● **Written problem**:
Copy the entries below, switching every "bar-value-label" to "data-label" and leaving the rest untouched.

— start Extracted entries —

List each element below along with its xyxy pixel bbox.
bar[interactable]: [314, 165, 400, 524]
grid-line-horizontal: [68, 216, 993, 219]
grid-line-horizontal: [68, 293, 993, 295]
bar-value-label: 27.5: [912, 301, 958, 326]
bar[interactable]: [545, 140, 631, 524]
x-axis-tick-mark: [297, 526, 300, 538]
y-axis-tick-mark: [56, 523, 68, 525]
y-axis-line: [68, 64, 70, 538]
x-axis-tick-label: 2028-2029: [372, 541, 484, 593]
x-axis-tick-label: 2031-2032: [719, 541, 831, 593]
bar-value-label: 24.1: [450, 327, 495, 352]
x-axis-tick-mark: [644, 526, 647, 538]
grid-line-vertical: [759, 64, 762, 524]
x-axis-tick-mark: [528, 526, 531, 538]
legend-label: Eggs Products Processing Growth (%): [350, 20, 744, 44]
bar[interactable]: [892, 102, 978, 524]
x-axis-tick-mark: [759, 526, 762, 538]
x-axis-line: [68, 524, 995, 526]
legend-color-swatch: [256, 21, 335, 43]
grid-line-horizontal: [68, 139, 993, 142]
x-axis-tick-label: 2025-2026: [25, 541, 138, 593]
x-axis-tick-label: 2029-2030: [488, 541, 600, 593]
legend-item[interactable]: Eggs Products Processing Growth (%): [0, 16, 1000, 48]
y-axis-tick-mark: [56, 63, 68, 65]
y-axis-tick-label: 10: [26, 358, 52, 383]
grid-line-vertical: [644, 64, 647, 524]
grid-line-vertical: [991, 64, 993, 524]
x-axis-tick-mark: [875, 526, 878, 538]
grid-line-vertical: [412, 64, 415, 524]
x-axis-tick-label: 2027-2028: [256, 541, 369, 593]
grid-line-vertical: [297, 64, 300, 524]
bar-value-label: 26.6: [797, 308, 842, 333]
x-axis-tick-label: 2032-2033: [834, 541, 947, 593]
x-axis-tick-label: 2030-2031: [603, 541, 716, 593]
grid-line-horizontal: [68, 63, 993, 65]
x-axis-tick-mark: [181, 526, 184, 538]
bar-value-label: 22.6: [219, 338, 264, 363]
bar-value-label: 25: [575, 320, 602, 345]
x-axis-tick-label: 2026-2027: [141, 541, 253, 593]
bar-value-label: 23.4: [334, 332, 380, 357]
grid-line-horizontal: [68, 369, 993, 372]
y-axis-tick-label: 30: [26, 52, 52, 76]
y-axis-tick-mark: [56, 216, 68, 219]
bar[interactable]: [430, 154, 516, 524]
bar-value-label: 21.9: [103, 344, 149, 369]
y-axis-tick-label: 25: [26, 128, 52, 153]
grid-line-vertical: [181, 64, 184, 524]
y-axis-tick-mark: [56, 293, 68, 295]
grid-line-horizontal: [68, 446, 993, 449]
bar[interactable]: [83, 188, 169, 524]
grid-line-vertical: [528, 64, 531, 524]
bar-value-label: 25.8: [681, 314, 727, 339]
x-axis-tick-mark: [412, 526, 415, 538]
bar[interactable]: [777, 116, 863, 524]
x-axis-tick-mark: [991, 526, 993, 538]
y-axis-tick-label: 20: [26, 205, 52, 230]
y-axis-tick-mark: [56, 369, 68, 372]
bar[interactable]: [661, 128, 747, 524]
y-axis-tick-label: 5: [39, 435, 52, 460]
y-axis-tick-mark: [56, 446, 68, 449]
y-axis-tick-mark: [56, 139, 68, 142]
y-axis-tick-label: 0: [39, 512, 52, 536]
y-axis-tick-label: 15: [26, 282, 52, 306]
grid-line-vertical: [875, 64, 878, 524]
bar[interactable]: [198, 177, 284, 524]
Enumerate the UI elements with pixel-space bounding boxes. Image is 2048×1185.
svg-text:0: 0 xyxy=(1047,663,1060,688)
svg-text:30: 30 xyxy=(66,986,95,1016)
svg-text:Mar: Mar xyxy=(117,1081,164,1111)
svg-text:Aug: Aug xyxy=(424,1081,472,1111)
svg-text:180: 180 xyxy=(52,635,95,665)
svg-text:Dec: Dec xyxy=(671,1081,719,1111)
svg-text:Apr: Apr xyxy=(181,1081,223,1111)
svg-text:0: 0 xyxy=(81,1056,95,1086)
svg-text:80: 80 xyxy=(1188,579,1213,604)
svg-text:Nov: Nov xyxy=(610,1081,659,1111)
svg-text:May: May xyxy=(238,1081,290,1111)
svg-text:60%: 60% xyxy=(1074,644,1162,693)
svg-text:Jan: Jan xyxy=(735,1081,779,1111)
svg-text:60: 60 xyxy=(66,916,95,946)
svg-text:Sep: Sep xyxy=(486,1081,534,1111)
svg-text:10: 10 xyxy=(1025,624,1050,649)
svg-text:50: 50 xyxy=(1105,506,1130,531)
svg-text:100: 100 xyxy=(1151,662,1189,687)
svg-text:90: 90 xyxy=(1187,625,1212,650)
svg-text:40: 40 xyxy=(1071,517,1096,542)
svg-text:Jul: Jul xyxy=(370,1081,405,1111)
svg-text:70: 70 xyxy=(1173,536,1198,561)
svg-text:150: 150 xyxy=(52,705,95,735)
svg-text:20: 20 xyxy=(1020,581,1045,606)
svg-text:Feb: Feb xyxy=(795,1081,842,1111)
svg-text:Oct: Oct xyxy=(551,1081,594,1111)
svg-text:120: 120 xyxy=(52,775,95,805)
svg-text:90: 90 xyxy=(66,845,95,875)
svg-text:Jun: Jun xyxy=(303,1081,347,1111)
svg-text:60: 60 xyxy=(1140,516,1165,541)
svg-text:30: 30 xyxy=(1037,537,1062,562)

— end Extracted entries —

● **Task answer**:
List each element below along with its xyxy pixel bbox.
bar[interactable]: [314, 165, 400, 524]
grid-line-horizontal: [68, 216, 993, 219]
grid-line-horizontal: [68, 293, 993, 295]
data-label: 27.5: [912, 301, 958, 326]
bar[interactable]: [545, 140, 631, 524]
x-axis-tick-mark: [297, 526, 300, 538]
y-axis-tick-mark: [56, 523, 68, 525]
y-axis-line: [68, 64, 70, 538]
x-axis-tick-label: 2028-2029: [372, 541, 484, 593]
x-axis-tick-label: 2031-2032: [719, 541, 831, 593]
data-label: 24.1: [450, 327, 495, 352]
x-axis-tick-mark: [644, 526, 647, 538]
grid-line-vertical: [759, 64, 762, 524]
x-axis-tick-mark: [528, 526, 531, 538]
legend-label: Eggs Products Processing Growth (%): [350, 20, 744, 44]
bar[interactable]: [892, 102, 978, 524]
x-axis-tick-mark: [759, 526, 762, 538]
x-axis-line: [68, 524, 995, 526]
legend-color-swatch: [256, 21, 335, 43]
grid-line-horizontal: [68, 139, 993, 142]
x-axis-tick-label: 2025-2026: [25, 541, 138, 593]
x-axis-tick-label: 2029-2030: [488, 541, 600, 593]
legend-item[interactable]: Eggs Products Processing Growth (%): [0, 16, 1000, 48]
y-axis-tick-mark: [56, 63, 68, 65]
y-axis-tick-label: 10: [26, 358, 52, 383]
grid-line-vertical: [644, 64, 647, 524]
grid-line-vertical: [991, 64, 993, 524]
x-axis-tick-mark: [875, 526, 878, 538]
grid-line-vertical: [412, 64, 415, 524]
x-axis-tick-label: 2027-2028: [256, 541, 369, 593]
grid-line-vertical: [297, 64, 300, 524]
data-label: 26.6: [797, 308, 842, 333]
x-axis-tick-label: 2032-2033: [834, 541, 947, 593]
x-axis-tick-label: 2030-2031: [603, 541, 716, 593]
grid-line-horizontal: [68, 63, 993, 65]
x-axis-tick-mark: [181, 526, 184, 538]
data-label: 22.6: [219, 338, 264, 363]
data-label: 25: [575, 320, 602, 345]
x-axis-tick-label: 2026-2027: [141, 541, 253, 593]
data-label: 23.4: [334, 332, 380, 357]
grid-line-horizontal: [68, 369, 993, 372]
y-axis-tick-label: 30: [26, 52, 52, 76]
y-axis-tick-mark: [56, 216, 68, 219]
bar[interactable]: [430, 154, 516, 524]
data-label: 21.9: [103, 344, 149, 369]
y-axis-tick-label: 25: [26, 128, 52, 153]
grid-line-vertical: [181, 64, 184, 524]
y-axis-tick-mark: [56, 293, 68, 295]
grid-line-horizontal: [68, 446, 993, 449]
bar[interactable]: [83, 188, 169, 524]
grid-line-vertical: [528, 64, 531, 524]
data-label: 25.8: [681, 314, 727, 339]
x-axis-tick-mark: [412, 526, 415, 538]
bar[interactable]: [777, 116, 863, 524]
x-axis-tick-mark: [991, 526, 993, 538]
y-axis-tick-label: 20: [26, 205, 52, 230]
y-axis-tick-mark: [56, 369, 68, 372]
bar[interactable]: [661, 128, 747, 524]
y-axis-tick-label: 5: [39, 435, 52, 460]
y-axis-tick-mark: [56, 446, 68, 449]
y-axis-tick-mark: [56, 139, 68, 142]
y-axis-tick-label: 0: [39, 512, 52, 536]
y-axis-tick-label: 15: [26, 282, 52, 306]
grid-line-vertical: [875, 64, 878, 524]
bar[interactable]: [198, 177, 284, 524]
Enumerate the UI elements with pixel-space bounding boxes. Image is 2048×1185.
svg-text:0: 0 xyxy=(1047,663,1060,688)
svg-text:30: 30 xyxy=(66,986,95,1016)
svg-text:Mar: Mar xyxy=(117,1081,164,1111)
svg-text:Aug: Aug xyxy=(424,1081,472,1111)
svg-text:180: 180 xyxy=(52,635,95,665)
svg-text:Dec: Dec xyxy=(671,1081,719,1111)
svg-text:Apr: Apr xyxy=(181,1081,223,1111)
svg-text:0: 0 xyxy=(81,1056,95,1086)
svg-text:80: 80 xyxy=(1188,579,1213,604)
svg-text:Nov: Nov xyxy=(610,1081,659,1111)
svg-text:May: May xyxy=(238,1081,290,1111)
svg-text:60%: 60% xyxy=(1074,644,1162,693)
svg-text:Jan: Jan xyxy=(735,1081,779,1111)
svg-text:60: 60 xyxy=(66,916,95,946)
svg-text:Sep: Sep xyxy=(486,1081,534,1111)
svg-text:10: 10 xyxy=(1025,624,1050,649)
svg-text:50: 50 xyxy=(1105,506,1130,531)
svg-text:100: 100 xyxy=(1151,662,1189,687)
svg-text:90: 90 xyxy=(1187,625,1212,650)
svg-text:40: 40 xyxy=(1071,517,1096,542)
svg-text:Jul: Jul xyxy=(370,1081,405,1111)
svg-text:70: 70 xyxy=(1173,536,1198,561)
svg-text:150: 150 xyxy=(52,705,95,735)
svg-text:20: 20 xyxy=(1020,581,1045,606)
svg-text:Feb: Feb xyxy=(795,1081,842,1111)
svg-text:Oct: Oct xyxy=(551,1081,594,1111)
svg-text:120: 120 xyxy=(52,775,95,805)
svg-text:90: 90 xyxy=(66,845,95,875)
svg-text:Jun: Jun xyxy=(303,1081,347,1111)
svg-text:60: 60 xyxy=(1140,516,1165,541)
svg-text:30: 30 xyxy=(1037,537,1062,562)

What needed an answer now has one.